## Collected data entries
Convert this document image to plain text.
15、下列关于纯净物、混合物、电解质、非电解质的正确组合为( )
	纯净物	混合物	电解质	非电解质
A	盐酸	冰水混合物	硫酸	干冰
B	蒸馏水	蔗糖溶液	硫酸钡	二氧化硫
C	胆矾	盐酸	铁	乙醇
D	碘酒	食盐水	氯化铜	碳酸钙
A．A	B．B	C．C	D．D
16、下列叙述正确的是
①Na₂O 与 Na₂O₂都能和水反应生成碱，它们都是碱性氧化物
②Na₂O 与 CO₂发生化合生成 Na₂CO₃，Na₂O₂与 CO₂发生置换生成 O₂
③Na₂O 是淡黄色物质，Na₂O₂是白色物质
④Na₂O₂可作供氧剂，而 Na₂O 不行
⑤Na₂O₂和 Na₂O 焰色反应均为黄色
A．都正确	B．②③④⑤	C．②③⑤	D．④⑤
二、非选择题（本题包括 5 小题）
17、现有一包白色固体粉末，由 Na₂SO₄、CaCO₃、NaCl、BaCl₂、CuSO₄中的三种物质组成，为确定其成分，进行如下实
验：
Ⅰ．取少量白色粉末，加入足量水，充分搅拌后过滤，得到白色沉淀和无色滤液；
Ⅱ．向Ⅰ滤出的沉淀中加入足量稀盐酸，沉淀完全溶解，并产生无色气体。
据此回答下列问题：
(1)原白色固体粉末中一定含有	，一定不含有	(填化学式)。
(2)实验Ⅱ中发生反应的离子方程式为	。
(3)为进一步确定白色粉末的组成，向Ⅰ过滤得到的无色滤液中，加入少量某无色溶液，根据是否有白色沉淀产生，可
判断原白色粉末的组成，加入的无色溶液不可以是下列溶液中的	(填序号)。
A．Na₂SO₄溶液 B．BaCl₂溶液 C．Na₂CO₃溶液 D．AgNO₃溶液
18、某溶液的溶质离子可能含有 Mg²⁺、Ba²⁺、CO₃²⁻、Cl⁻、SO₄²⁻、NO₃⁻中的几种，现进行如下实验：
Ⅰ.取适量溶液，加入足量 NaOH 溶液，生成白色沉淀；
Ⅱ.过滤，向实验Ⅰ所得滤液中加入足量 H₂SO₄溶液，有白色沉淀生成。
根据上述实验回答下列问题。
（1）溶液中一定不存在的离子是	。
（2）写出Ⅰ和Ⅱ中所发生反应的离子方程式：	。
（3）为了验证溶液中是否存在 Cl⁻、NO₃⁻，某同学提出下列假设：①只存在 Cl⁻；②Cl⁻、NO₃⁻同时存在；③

## Work to be completed
Print the whole listing exactly as it is.

## Exercise solution
Convert this document image to plain text.
15、下列关于纯净物、混合物、电解质、非电解质的正确组合为( )
	纯净物	混合物	电解质	非电解质
A	盐酸	冰水混合物	硫酸	干冰
B	蒸馏水	蔗糖溶液	硫酸钡	二氧化硫
C	胆矾	盐酸	铁	乙醇
D	碘酒	食盐水	氯化铜	碳酸钙
A．A	B．B	C．C	D．D
16、下列叙述正确的是
①Na₂O 与 Na₂O₂都能和水反应生成碱，它们都是碱性氧化物
②Na₂O 与 CO₂发生化合生成 Na₂CO₃，Na₂O₂与 CO₂发生置换生成 O₂
③Na₂O 是淡黄色物质，Na₂O₂是白色物质
④Na₂O₂可作供氧剂，而 Na₂O 不行
⑤Na₂O₂和 Na₂O 焰色反应均为黄色
A．都正确	B．②③④⑤	C．②③⑤	D．④⑤
二、非选择题（本题包括 5 小题）
17、现有一包白色固体粉末，由 Na₂SO₄、CaCO₃、NaCl、BaCl₂、CuSO₄中的三种物质组成，为确定其成分，进行如下实
验：
Ⅰ．取少量白色粉末，加入足量水，充分搅拌后过滤，得到白色沉淀和无色滤液；
Ⅱ．向Ⅰ滤出的沉淀中加入足量稀盐酸，沉淀完全溶解，并产生无色气体。
据此回答下列问题：
(1)原白色固体粉末中一定含有	，一定不含有	(填化学式)。
(2)实验Ⅱ中发生反应的离子方程式为	。
(3)为进一步确定白色粉末的组成，向Ⅰ过滤得到的无色滤液中，加入少量某无色溶液，根据是否有白色沉淀产生，可
判断原白色粉末的组成，加入的无色溶液不可以是下列溶液中的	(填序号)。
A．Na₂SO₄溶液 B．BaCl₂溶液 C．Na₂CO₃溶液 D．AgNO₃溶液
18、某溶液的溶质离子可能含有 Mg²⁺、Ba²⁺、CO₃²⁻、Cl⁻、SO₄²⁻、NO₃⁻中的几种，现进行如下实验：
Ⅰ.取适量溶液，加入足量 NaOH 溶液，生成白色沉淀；
Ⅱ.过滤，向实验Ⅰ所得滤液中加入足量 H₂SO₄溶液，有白色沉淀生成。
根据上述实验回答下列问题。
（1）溶液中一定不存在的离子是	。
（2）写出Ⅰ和Ⅱ中所发生反应的离子方程式：	。
（3）为了验证溶液中是否存在 Cl⁻、NO₃⁻，某同学提出下列假设：①只存在 Cl⁻；②Cl⁻、NO₃⁻同时存在；③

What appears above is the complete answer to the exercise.